Recorded data

* * *

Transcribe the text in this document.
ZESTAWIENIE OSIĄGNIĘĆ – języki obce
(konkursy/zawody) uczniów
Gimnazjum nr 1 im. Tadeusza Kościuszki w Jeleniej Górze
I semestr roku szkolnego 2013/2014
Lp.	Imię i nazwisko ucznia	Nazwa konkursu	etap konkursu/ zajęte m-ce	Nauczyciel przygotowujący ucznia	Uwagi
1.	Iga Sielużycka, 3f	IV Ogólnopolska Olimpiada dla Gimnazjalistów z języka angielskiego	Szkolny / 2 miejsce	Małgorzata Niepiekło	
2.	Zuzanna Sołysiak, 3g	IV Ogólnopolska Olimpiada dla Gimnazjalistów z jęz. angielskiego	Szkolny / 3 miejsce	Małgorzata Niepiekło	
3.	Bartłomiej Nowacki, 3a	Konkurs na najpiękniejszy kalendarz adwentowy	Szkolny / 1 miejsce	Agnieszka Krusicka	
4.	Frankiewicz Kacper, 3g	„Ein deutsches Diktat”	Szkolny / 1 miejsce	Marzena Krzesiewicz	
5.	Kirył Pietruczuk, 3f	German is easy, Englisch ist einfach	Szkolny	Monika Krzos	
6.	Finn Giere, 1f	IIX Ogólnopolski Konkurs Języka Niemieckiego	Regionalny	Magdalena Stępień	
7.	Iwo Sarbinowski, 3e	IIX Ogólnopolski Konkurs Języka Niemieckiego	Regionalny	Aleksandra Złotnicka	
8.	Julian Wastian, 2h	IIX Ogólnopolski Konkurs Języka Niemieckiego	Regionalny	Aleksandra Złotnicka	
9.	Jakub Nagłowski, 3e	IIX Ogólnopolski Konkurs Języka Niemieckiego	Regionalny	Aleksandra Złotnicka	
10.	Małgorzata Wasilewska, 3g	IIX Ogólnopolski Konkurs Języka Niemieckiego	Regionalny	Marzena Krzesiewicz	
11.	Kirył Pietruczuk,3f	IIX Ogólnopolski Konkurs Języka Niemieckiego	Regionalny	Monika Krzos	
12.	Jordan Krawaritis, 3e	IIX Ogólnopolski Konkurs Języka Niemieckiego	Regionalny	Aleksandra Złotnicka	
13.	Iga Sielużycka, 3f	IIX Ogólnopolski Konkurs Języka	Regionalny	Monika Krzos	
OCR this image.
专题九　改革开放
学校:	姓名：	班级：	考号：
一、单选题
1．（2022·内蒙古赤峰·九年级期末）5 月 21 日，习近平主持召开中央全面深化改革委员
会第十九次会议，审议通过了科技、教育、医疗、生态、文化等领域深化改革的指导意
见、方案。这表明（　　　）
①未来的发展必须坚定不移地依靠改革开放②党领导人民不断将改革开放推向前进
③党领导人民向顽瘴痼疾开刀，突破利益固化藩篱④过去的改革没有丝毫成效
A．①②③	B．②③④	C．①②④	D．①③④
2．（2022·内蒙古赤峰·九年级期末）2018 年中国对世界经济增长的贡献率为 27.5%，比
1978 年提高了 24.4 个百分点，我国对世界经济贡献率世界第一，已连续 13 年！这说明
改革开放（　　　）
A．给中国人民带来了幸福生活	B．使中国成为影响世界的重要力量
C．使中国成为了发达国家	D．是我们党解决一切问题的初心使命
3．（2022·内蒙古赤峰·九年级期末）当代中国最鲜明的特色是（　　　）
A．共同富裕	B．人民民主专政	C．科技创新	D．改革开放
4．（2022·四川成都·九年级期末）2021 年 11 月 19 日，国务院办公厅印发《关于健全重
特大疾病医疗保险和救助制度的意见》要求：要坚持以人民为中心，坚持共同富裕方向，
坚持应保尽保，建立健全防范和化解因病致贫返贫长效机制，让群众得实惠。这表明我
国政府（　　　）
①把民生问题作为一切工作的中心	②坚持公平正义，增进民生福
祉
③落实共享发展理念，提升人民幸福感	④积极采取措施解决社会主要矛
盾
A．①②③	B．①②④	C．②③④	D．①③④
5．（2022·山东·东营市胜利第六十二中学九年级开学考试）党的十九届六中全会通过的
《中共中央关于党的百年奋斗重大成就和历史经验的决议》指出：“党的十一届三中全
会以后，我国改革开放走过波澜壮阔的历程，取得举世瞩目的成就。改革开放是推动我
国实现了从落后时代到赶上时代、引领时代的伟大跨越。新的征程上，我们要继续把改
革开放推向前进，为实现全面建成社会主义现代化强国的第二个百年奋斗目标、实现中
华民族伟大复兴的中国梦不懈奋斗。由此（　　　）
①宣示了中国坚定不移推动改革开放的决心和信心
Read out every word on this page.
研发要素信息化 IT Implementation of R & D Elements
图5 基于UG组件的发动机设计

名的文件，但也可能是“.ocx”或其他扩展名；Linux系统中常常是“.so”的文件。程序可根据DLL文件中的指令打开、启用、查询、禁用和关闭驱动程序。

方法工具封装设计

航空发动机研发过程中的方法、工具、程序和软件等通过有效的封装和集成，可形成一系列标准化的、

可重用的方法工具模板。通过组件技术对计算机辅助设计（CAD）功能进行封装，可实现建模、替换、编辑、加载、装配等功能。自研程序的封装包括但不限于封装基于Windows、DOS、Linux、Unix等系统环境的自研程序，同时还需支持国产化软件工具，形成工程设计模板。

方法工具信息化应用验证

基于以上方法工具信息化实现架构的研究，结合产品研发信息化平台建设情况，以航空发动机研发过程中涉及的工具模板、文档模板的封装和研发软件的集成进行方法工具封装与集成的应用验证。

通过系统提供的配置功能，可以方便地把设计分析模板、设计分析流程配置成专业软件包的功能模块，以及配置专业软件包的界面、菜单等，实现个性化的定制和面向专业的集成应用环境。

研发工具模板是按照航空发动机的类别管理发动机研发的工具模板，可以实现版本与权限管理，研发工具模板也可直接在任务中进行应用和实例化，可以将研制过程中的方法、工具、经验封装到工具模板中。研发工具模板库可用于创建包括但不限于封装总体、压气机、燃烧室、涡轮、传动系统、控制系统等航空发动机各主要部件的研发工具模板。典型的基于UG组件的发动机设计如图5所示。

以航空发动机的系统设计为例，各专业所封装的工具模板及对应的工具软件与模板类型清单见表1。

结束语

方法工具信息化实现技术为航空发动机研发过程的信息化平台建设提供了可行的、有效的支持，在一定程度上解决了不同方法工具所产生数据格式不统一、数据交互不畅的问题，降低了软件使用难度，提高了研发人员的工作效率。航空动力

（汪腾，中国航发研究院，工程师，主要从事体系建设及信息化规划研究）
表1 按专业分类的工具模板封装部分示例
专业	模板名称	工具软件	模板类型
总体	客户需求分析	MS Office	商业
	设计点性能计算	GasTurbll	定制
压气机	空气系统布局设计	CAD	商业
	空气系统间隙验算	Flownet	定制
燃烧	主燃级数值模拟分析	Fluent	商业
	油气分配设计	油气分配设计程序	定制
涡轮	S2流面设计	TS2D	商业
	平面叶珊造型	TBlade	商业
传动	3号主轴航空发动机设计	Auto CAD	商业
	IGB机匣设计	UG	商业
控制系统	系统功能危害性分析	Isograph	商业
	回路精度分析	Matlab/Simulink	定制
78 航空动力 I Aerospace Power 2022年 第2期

* * *

#### OBJECTIVE:
Print back all the lines verbatim.

#### EXERCISE RESULT:
Transcribe the text in this document.
ZESTAWIENIE OSIĄGNIĘĆ – języki obce
(konkursy/zawody) uczniów
Gimnazjum nr 1 im. Tadeusza Kościuszki w Jeleniej Górze
I semestr roku szkolnego 2013/2014
Lp.	Imię i nazwisko ucznia	Nazwa konkursu	etap konkursu/ zajęte m-ce	Nauczyciel przygotowujący ucznia	Uwagi
1.	Iga Sielużycka, 3f	IV Ogólnopolska Olimpiada dla Gimnazjalistów z języka angielskiego	Szkolny / 2 miejsce	Małgorzata Niepiekło	
2.	Zuzanna Sołysiak, 3g	IV Ogólnopolska Olimpiada dla Gimnazjalistów z jęz. angielskiego	Szkolny / 3 miejsce	Małgorzata Niepiekło	
3.	Bartłomiej Nowacki, 3a	Konkurs na najpiękniejszy kalendarz adwentowy	Szkolny / 1 miejsce	Agnieszka Krusicka	
4.	Frankiewicz Kacper, 3g	„Ein deutsches Diktat”	Szkolny / 1 miejsce	Marzena Krzesiewicz	
5.	Kirył Pietruczuk, 3f	German is easy, Englisch ist einfach	Szkolny	Monika Krzos	
6.	Finn Giere, 1f	IIX Ogólnopolski Konkurs Języka Niemieckiego	Regionalny	Magdalena Stępień	
7.	Iwo Sarbinowski, 3e	IIX Ogólnopolski Konkurs Języka Niemieckiego	Regionalny	Aleksandra Złotnicka	
8.	Julian Wastian, 2h	IIX Ogólnopolski Konkurs Języka Niemieckiego	Regionalny	Aleksandra Złotnicka	
9.	Jakub Nagłowski, 3e	IIX Ogólnopolski Konkurs Języka Niemieckiego	Regionalny	Aleksandra Złotnicka	
10.	Małgorzata Wasilewska, 3g	IIX Ogólnopolski Konkurs Języka Niemieckiego	Regionalny	Marzena Krzesiewicz	
11.	Kirył Pietruczuk,3f	IIX Ogólnopolski Konkurs Języka Niemieckiego	Regionalny	Monika Krzos	
12.	Jordan Krawaritis, 3e	IIX Ogólnopolski Konkurs Języka Niemieckiego	Regionalny	Aleksandra Złotnicka	
13.	Iga Sielużycka, 3f	IIX Ogólnopolski Konkurs Języka	Regionalny	Monika Krzos	
OCR this image.
专题九　改革开放
学校:	姓名：	班级：	考号：
一、单选题
1．（2022·内蒙古赤峰·九年级期末）5 月 21 日，习近平主持召开中央全面深化改革委员
会第十九次会议，审议通过了科技、教育、医疗、生态、文化等领域深化改革的指导意
见、方案。这表明（　　　）
①未来的发展必须坚定不移地依靠改革开放②党领导人民不断将改革开放推向前进
③党领导人民向顽瘴痼疾开刀，突破利益固化藩篱④过去的改革没有丝毫成效
A．①②③	B．②③④	C．①②④	D．①③④
2．（2022·内蒙古赤峰·九年级期末）2018 年中国对世界经济增长的贡献率为 27.5%，比
1978 年提高了 24.4 个百分点，我国对世界经济贡献率世界第一，已连续 13 年！这说明
改革开放（　　　）
A．给中国人民带来了幸福生活	B．使中国成为影响世界的重要力量
C．使中国成为了发达国家	D．是我们党解决一切问题的初心使命
3．（2022·内蒙古赤峰·九年级期末）当代中国最鲜明的特色是（　　　）
A．共同富裕	B．人民民主专政	C．科技创新	D．改革开放
4．（2022·四川成都·九年级期末）2021 年 11 月 19 日，国务院办公厅印发《关于健全重
特大疾病医疗保险和救助制度的意见》要求：要坚持以人民为中心，坚持共同富裕方向，
坚持应保尽保，建立健全防范和化解因病致贫返贫长效机制，让群众得实惠。这表明我
国政府（　　　）
①把民生问题作为一切工作的中心	②坚持公平正义，增进民生福
祉
③落实共享发展理念，提升人民幸福感	④积极采取措施解决社会主要矛
盾
A．①②③	B．①②④	C．②③④	D．①③④
5．（2022·山东·东营市胜利第六十二中学九年级开学考试）党的十九届六中全会通过的
《中共中央关于党的百年奋斗重大成就和历史经验的决议》指出：“党的十一届三中全
会以后，我国改革开放走过波澜壮阔的历程，取得举世瞩目的成就。改革开放是推动我
国实现了从落后时代到赶上时代、引领时代的伟大跨越。新的征程上，我们要继续把改
革开放推向前进，为实现全面建成社会主义现代化强国的第二个百年奋斗目标、实现中
华民族伟大复兴的中国梦不懈奋斗。由此（　　　）
①宣示了中国坚定不移推动改革开放的决心和信心
Read out every word on this page.
研发要素信息化 IT Implementation of R & D Elements
图5 基于UG组件的发动机设计

名的文件，但也可能是“.ocx”或其他扩展名；Linux系统中常常是“.so”的文件。程序可根据DLL文件中的指令打开、启用、查询、禁用和关闭驱动程序。

方法工具封装设计

航空发动机研发过程中的方法、工具、程序和软件等通过有效的封装和集成，可形成一系列标准化的、

可重用的方法工具模板。通过组件技术对计算机辅助设计（CAD）功能进行封装，可实现建模、替换、编辑、加载、装配等功能。自研程序的封装包括但不限于封装基于Windows、DOS、Linux、Unix等系统环境的自研程序，同时还需支持国产化软件工具，形成工程设计模板。

方法工具信息化应用验证

基于以上方法工具信息化实现架构的研究，结合产品研发信息化平台建设情况，以航空发动机研发过程中涉及的工具模板、文档模板的封装和研发软件的集成进行方法工具封装与集成的应用验证。

通过系统提供的配置功能，可以方便地把设计分析模板、设计分析流程配置成专业软件包的功能模块，以及配置专业软件包的界面、菜单等，实现个性化的定制和面向专业的集成应用环境。

研发工具模板是按照航空发动机的类别管理发动机研发的工具模板，可以实现版本与权限管理，研发工具模板也可直接在任务中进行应用和实例化，可以将研制过程中的方法、工具、经验封装到工具模板中。研发工具模板库可用于创建包括但不限于封装总体、压气机、燃烧室、涡轮、传动系统、控制系统等航空发动机各主要部件的研发工具模板。典型的基于UG组件的发动机设计如图5所示。

以航空发动机的系统设计为例，各专业所封装的工具模板及对应的工具软件与模板类型清单见表1。

结束语

方法工具信息化实现技术为航空发动机研发过程的信息化平台建设提供了可行的、有效的支持，在一定程度上解决了不同方法工具所产生数据格式不统一、数据交互不畅的问题，降低了软件使用难度，提高了研发人员的工作效率。航空动力

（汪腾，中国航发研究院，工程师，主要从事体系建设及信息化规划研究）
表1 按专业分类的工具模板封装部分示例
专业	模板名称	工具软件	模板类型
总体	客户需求分析	MS Office	商业
	设计点性能计算	GasTurbll	定制
压气机	空气系统布局设计	CAD	商业
	空气系统间隙验算	Flownet	定制
燃烧	主燃级数值模拟分析	Fluent	商业
	油气分配设计	油气分配设计程序	定制
涡轮	S2流面设计	TS2D	商业
	平面叶珊造型	TBlade	商业
传动	3号主轴航空发动机设计	Auto CAD	商业
	IGB机匣设计	UG	商业
控制系统	系统功能危害性分析	Isograph	商业
	回路精度分析	Matlab/Simulink	定制
78 航空动力 I Aerospace Power 2022年 第2期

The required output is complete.